*Direction*
Transcribe each record below word for word.

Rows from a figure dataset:
——

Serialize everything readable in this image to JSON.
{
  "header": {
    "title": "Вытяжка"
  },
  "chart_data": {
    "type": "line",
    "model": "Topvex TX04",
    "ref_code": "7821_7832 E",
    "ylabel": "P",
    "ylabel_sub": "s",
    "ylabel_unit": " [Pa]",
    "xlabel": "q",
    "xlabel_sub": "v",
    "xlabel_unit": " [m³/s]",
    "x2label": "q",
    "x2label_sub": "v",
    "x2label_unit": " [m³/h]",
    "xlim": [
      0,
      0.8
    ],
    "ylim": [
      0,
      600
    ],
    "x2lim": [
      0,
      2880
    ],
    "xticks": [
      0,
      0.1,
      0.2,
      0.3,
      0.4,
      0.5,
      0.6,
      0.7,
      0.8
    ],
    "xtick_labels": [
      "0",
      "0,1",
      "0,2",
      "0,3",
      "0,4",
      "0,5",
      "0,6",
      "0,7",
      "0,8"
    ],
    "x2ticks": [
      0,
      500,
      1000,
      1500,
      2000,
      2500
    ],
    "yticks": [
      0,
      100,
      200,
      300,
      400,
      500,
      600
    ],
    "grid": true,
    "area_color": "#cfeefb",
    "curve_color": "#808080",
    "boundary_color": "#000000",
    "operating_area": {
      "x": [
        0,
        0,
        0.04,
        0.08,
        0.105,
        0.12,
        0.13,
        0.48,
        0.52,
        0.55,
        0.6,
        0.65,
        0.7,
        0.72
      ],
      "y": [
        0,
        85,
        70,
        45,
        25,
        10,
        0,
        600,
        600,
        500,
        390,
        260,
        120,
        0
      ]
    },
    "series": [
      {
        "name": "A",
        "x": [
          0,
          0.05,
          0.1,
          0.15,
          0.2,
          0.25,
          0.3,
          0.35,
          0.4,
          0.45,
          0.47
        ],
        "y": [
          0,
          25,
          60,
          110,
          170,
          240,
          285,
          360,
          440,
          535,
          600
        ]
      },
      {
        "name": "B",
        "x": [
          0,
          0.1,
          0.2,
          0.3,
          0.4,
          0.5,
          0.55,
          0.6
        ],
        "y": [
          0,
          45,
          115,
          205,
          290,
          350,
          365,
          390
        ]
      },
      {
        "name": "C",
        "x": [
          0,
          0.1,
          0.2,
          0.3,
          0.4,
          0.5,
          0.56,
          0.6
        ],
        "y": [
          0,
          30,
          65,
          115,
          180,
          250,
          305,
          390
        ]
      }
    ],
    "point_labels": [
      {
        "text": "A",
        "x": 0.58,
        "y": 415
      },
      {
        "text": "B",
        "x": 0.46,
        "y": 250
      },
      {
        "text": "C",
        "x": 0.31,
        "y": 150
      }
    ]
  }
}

——

*Exercise solution*
Serialize everything readable in this image to JSON.
{
  "header": {
    "title": "Вытяжка"
  },
  "chart_data": {
    "type": "line",
    "model": "Topvex TX04",
    "ref_code": "7821_7832 E",
    "ylabel": "P",
    "ylabel_sub": "s",
    "ylabel_unit": " [Pa]",
    "xlabel": "q",
    "xlabel_sub": "v",
    "xlabel_unit": " [m³/s]",
    "x2label": "q",
    "x2label_sub": "v",
    "x2label_unit": " [m³/h]",
    "xlim": [
      0,
      0.8
    ],
    "ylim": [
      0,
      600
    ],
    "x2lim": [
      0,
      2880
    ],
    "xticks": [
      0,
      0.1,
      0.2,
      0.3,
      0.4,
      0.5,
      0.6,
      0.7,
      0.8
    ],
    "xtick_labels": [
      "0",
      "0,1",
      "0,2",
      "0,3",
      "0,4",
      "0,5",
      "0,6",
      "0,7",
      "0,8"
    ],
    "x2ticks": [
      0,
      500,
      1000,
      1500,
      2000,
      2500
    ],
    "yticks": [
      0,
      100,
      200,
      300,
      400,
      500,
      600
    ],
    "grid": true,
    "area_color": "#cfeefb",
    "curve_color": "#808080",
    "boundary_color": "#000000",
    "operating_area": {
      "x": [
        0,
        0,
        0.04,
        0.08,
        0.105,
        0.12,
        0.13,
        0.48,
        0.52,
        0.55,
        0.6,
        0.65,
        0.7,
        0.72
      ],
      "y": [
        0,
        85,
        70,
        45,
        25,
        10,
        0,
        600,
        600,
        500,
        390,
        260,
        120,
        0
      ]
    },
    "series": [
      {
        "name": "A",
        "x": [
          0,
          0.05,
          0.1,
          0.15,
          0.2,
          0.25,
          0.3,
          0.35,
          0.4,
          0.45,
          0.47
        ],
        "y": [
          0,
          25,
          60,
          110,
          170,
          240,
          285,
          360,
          440,
          535,
          600
        ]
      },
      {
        "name": "B",
        "x": [
          0,
          0.1,
          0.2,
          0.3,
          0.4,
          0.5,
          0.55,
          0.6
        ],
        "y": [
          0,
          45,
          115,
          205,
          290,
          350,
          365,
          390
        ]
      },
      {
        "name": "C",
        "x": [
          0,
          0.1,
          0.2,
          0.3,
          0.4,
          0.5,
          0.56,
          0.6
        ],
        "y": [
          0,
          30,
          65,
          115,
          180,
          250,
          305,
          390
        ]
      }
    ],
    "point_labels": [
      {
        "text": "A",
        "x": 0.58,
        "y": 415
      },
      {
        "text": "B",
        "x": 0.46,
        "y": 250
      },
      {
        "text": "C",
        "x": 0.31,
        "y": 150
      }
    ]
  }
}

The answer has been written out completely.